===== Record set
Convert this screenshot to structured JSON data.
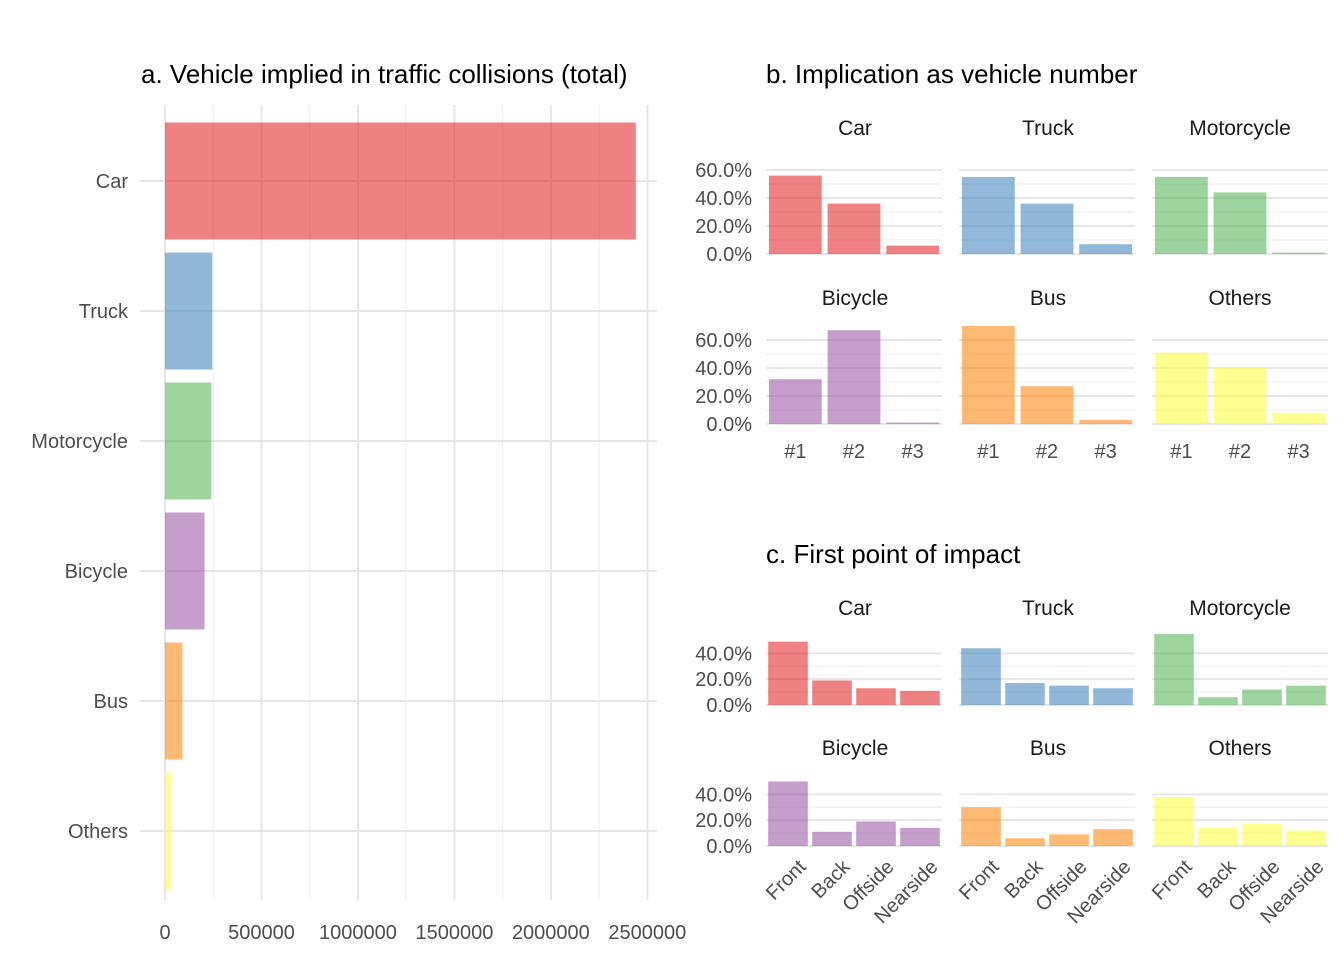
{
  "chart_data": [
    {
      "type": "bar",
      "orientation": "horizontal",
      "title": "a. Vehicle implied in traffic collisions (total)",
      "categories": [
        "Car",
        "Truck",
        "Motorcycle",
        "Bicycle",
        "Bus",
        "Others"
      ],
      "values": [
        2440000,
        245000,
        240000,
        205000,
        90000,
        30000
      ],
      "x_ticks": [
        "0",
        "500000",
        "1000000",
        "1500000",
        "2000000",
        "2500000"
      ],
      "xlim": [
        0,
        2550000
      ],
      "grid": true
    },
    {
      "type": "bar",
      "title": "b. Implication as vehicle number",
      "categories": [
        "#1",
        "#2",
        "#3"
      ],
      "y_ticks": [
        "0.0%",
        "20.0%",
        "40.0%",
        "60.0%"
      ],
      "ylim": [
        0,
        0.7
      ],
      "facets": [
        {
          "name": "Car",
          "values": [
            0.56,
            0.36,
            0.06
          ]
        },
        {
          "name": "Truck",
          "values": [
            0.55,
            0.36,
            0.07
          ]
        },
        {
          "name": "Motorcycle",
          "values": [
            0.55,
            0.44,
            0.01
          ]
        },
        {
          "name": "Bicycle",
          "values": [
            0.32,
            0.67,
            0.01
          ]
        },
        {
          "name": "Bus",
          "values": [
            0.7,
            0.27,
            0.03
          ]
        },
        {
          "name": "Others",
          "values": [
            0.51,
            0.4,
            0.08
          ]
        }
      ]
    },
    {
      "type": "bar",
      "title": "c. First point of impact",
      "categories": [
        "Front",
        "Back",
        "Offside",
        "Nearside"
      ],
      "y_ticks": [
        "0.0%",
        "20.0%",
        "40.0%"
      ],
      "ylim": [
        0,
        0.55
      ],
      "facets": [
        {
          "name": "Car",
          "values": [
            0.49,
            0.19,
            0.13,
            0.11
          ]
        },
        {
          "name": "Truck",
          "values": [
            0.44,
            0.17,
            0.15,
            0.13
          ]
        },
        {
          "name": "Motorcycle",
          "values": [
            0.55,
            0.06,
            0.12,
            0.15
          ]
        },
        {
          "name": "Bicycle",
          "values": [
            0.5,
            0.11,
            0.19,
            0.14
          ]
        },
        {
          "name": "Bus",
          "values": [
            0.3,
            0.06,
            0.09,
            0.13
          ]
        },
        {
          "name": "Others",
          "values": [
            0.38,
            0.14,
            0.17,
            0.12
          ]
        }
      ]
    }
  ],
  "colors": {
    "Car": "#e41a1c",
    "Truck": "#377eb8",
    "Motorcycle": "#4daf4a",
    "Bicycle": "#984ea3",
    "Bus": "#ff7f00",
    "Others": "#ffff33"
  }
}
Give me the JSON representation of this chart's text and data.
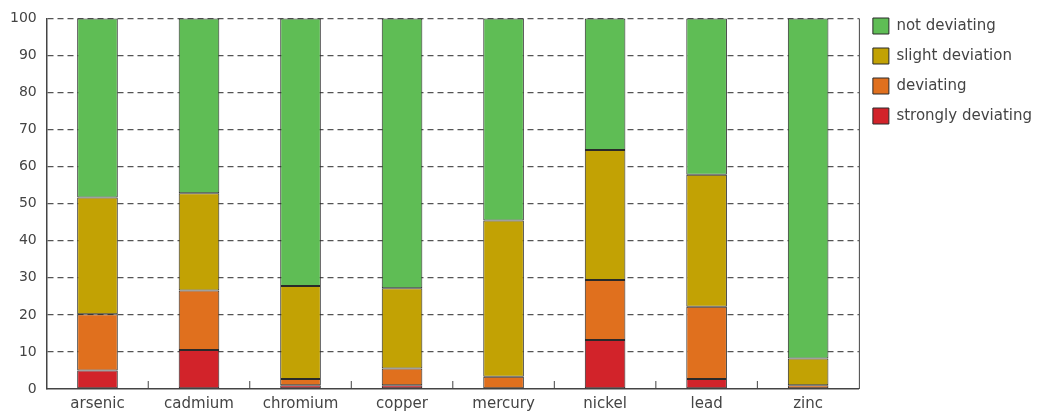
{
  "chart_data": {
    "type": "bar",
    "stacked": true,
    "categories": [
      "arsenic",
      "cadmium",
      "chromium",
      "copper",
      "mercury",
      "nickel",
      "lead",
      "zinc"
    ],
    "series": [
      {
        "name": "strongly deviating",
        "color": "#d2232a",
        "values": [
          5.0,
          10.5,
          1.0,
          1.0,
          0,
          13.2,
          2.7,
          0
        ]
      },
      {
        "name": "deviating",
        "color": "#e0701e",
        "values": [
          15.2,
          16.1,
          1.7,
          4.5,
          3.3,
          16.2,
          19.5,
          1.0
        ]
      },
      {
        "name": "slight deviation",
        "color": "#c2a204",
        "values": [
          31.5,
          26.2,
          25.1,
          21.7,
          42.2,
          35.1,
          35.6,
          7.2
        ]
      },
      {
        "name": "not deviating",
        "color": "#5fbd55",
        "values": [
          48.3,
          47.2,
          72.2,
          72.8,
          54.5,
          35.5,
          42.2,
          91.8
        ]
      }
    ],
    "ylim": [
      0,
      100
    ],
    "yticks": [
      0,
      10,
      20,
      30,
      40,
      50,
      60,
      70,
      80,
      90,
      100
    ],
    "grid": "y",
    "legend": "top right"
  }
}
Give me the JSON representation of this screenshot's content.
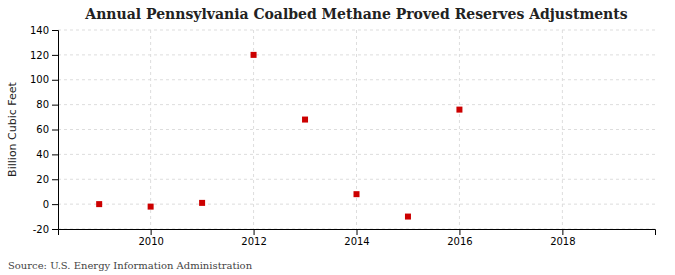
{
  "chart_data": {
    "type": "scatter",
    "title": "Annual Pennsylvania Coalbed Methane Proved Reserves Adjustments",
    "ylabel": "Billion Cubic Feet",
    "annotations": [
      "Source: U.S. Energy Information Administration"
    ],
    "x": [
      2009,
      2010,
      2011,
      2012,
      2013,
      2014,
      2015,
      2016
    ],
    "values": [
      0.0,
      -2.0,
      1.0,
      120.0,
      68.0,
      8.0,
      -10.0,
      76.0
    ],
    "color": "#cc0000",
    "marker": "square",
    "xlim": [
      2008.2,
      2019.8
    ],
    "xticks": [
      2010,
      2012,
      2014,
      2016,
      2018
    ],
    "ylim": [
      -20,
      140
    ],
    "yticks": [
      -20,
      0,
      20,
      40,
      60,
      80,
      100,
      120,
      140
    ],
    "grid": true
  }
}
==========
*What is asked:* Copy each line above precisely, dropping the pictures.

*Finished answer:*
Convert this screenshot to structured JSON data.
{
  "chart_data": [
    {
      "type": "bar",
      "orientation": "horizontal",
      "title": "a. Vehicle implied in traffic collisions (total)",
      "categories": [
        "Car",
        "Truck",
        "Motorcycle",
        "Bicycle",
        "Bus",
        "Others"
      ],
      "values": [
        2440000,
        245000,
        240000,
        205000,
        90000,
        30000
      ],
      "x_ticks": [
        "0",
        "500000",
        "1000000",
        "1500000",
        "2000000",
        "2500000"
      ],
      "xlim": [
        0,
        2550000
      ],
      "grid": true
    },
    {
      "type": "bar",
      "title": "b. Implication as vehicle number",
      "categories": [
        "#1",
        "#2",
        "#3"
      ],
      "y_ticks": [
        "0.0%",
        "20.0%",
        "40.0%",
        "60.0%"
      ],
      "ylim": [
        0,
        0.7
      ],
      "facets": [
        {
          "name": "Car",
          "values": [
            0.56,
            0.36,
            0.06
          ]
        },
        {
          "name": "Truck",
          "values": [
            0.55,
            0.36,
            0.07
          ]
        },
        {
          "name": "Motorcycle",
          "values": [
            0.55,
            0.44,
            0.01
          ]
        },
        {
          "name": "Bicycle",
          "values": [
            0.32,
            0.67,
            0.01
          ]
        },
        {
          "name": "Bus",
          "values": [
            0.7,
            0.27,
            0.03
          ]
        },
        {
          "name": "Others",
          "values": [
            0.51,
            0.4,
            0.08
          ]
        }
      ]
    },
    {
      "type": "bar",
      "title": "c. First point of impact",
      "categories": [
        "Front",
        "Back",
        "Offside",
        "Nearside"
      ],
      "y_ticks": [
        "0.0%",
        "20.0%",
        "40.0%"
      ],
      "ylim": [
        0,
        0.55
      ],
      "facets": [
        {
          "name": "Car",
          "values": [
            0.49,
            0.19,
            0.13,
            0.11
          ]
        },
        {
          "name": "Truck",
          "values": [
            0.44,
            0.17,
            0.15,
            0.13
          ]
        },
        {
          "name": "Motorcycle",
          "values": [
            0.55,
            0.06,
            0.12,
            0.15
          ]
        },
        {
          "name": "Bicycle",
          "values": [
            0.5,
            0.11,
            0.19,
            0.14
          ]
        },
        {
          "name": "Bus",
          "values": [
            0.3,
            0.06,
            0.09,
            0.13
          ]
        },
        {
          "name": "Others",
          "values": [
            0.38,
            0.14,
            0.17,
            0.12
          ]
        }
      ]
    }
  ],
  "colors": {
    "Car": "#e41a1c",
    "Truck": "#377eb8",
    "Motorcycle": "#4daf4a",
    "Bicycle": "#984ea3",
    "Bus": "#ff7f00",
    "Others": "#ffff33"
  }
}
Give me the JSON representation of this chart's text and data.
{
  "chart_data": {
    "type": "bar",
    "stacked": true,
    "categories": [
      "arsenic",
      "cadmium",
      "chromium",
      "copper",
      "mercury",
      "nickel",
      "lead",
      "zinc"
    ],
    "series": [
      {
        "name": "strongly deviating",
        "color": "#d2232a",
        "values": [
          5.0,
          10.5,
          1.0,
          1.0,
          0,
          13.2,
          2.7,
          0
        ]
      },
      {
        "name": "deviating",
        "color": "#e0701e",
        "values": [
          15.2,
          16.1,
          1.7,
          4.5,
          3.3,
          16.2,
          19.5,
          1.0
        ]
      },
      {
        "name": "slight deviation",
        "color": "#c2a204",
        "values": [
          31.5,
          26.2,
          25.1,
          21.7,
          42.2,
          35.1,
          35.6,
          7.2
        ]
      },
      {
        "name": "not deviating",
        "color": "#5fbd55",
        "values": [
          48.3,
          47.2,
          72.2,
          72.8,
          54.5,
          35.5,
          42.2,
          91.8
        ]
      }
    ],
    "ylim": [
      0,
      100
    ],
    "yticks": [
      0,
      10,
      20,
      30,
      40,
      50,
      60,
      70,
      80,
      90,
      100
    ],
    "grid": "y",
    "legend": "top right"
  }
}
Give me the JSON representation of this screenshot's content.
{
  "chart_data": {
    "type": "scatter",
    "title": "Annual Pennsylvania Coalbed Methane Proved Reserves Adjustments",
    "ylabel": "Billion Cubic Feet",
    "annotations": [
      "Source: U.S. Energy Information Administration"
    ],
    "x": [
      2009,
      2010,
      2011,
      2012,
      2013,
      2014,
      2015,
      2016
    ],
    "values": [
      0.0,
      -2.0,
      1.0,
      120.0,
      68.0,
      8.0,
      -10.0,
      76.0
    ],
    "color": "#cc0000",
    "marker": "square",
    "xlim": [
      2008.2,
      2019.8
    ],
    "xticks": [
      2010,
      2012,
      2014,
      2016,
      2018
    ],
    "ylim": [
      -20,
      140
    ],
    "yticks": [
      -20,
      0,
      20,
      40,
      60,
      80,
      100,
      120,
      140
    ],
    "grid": true
  }
}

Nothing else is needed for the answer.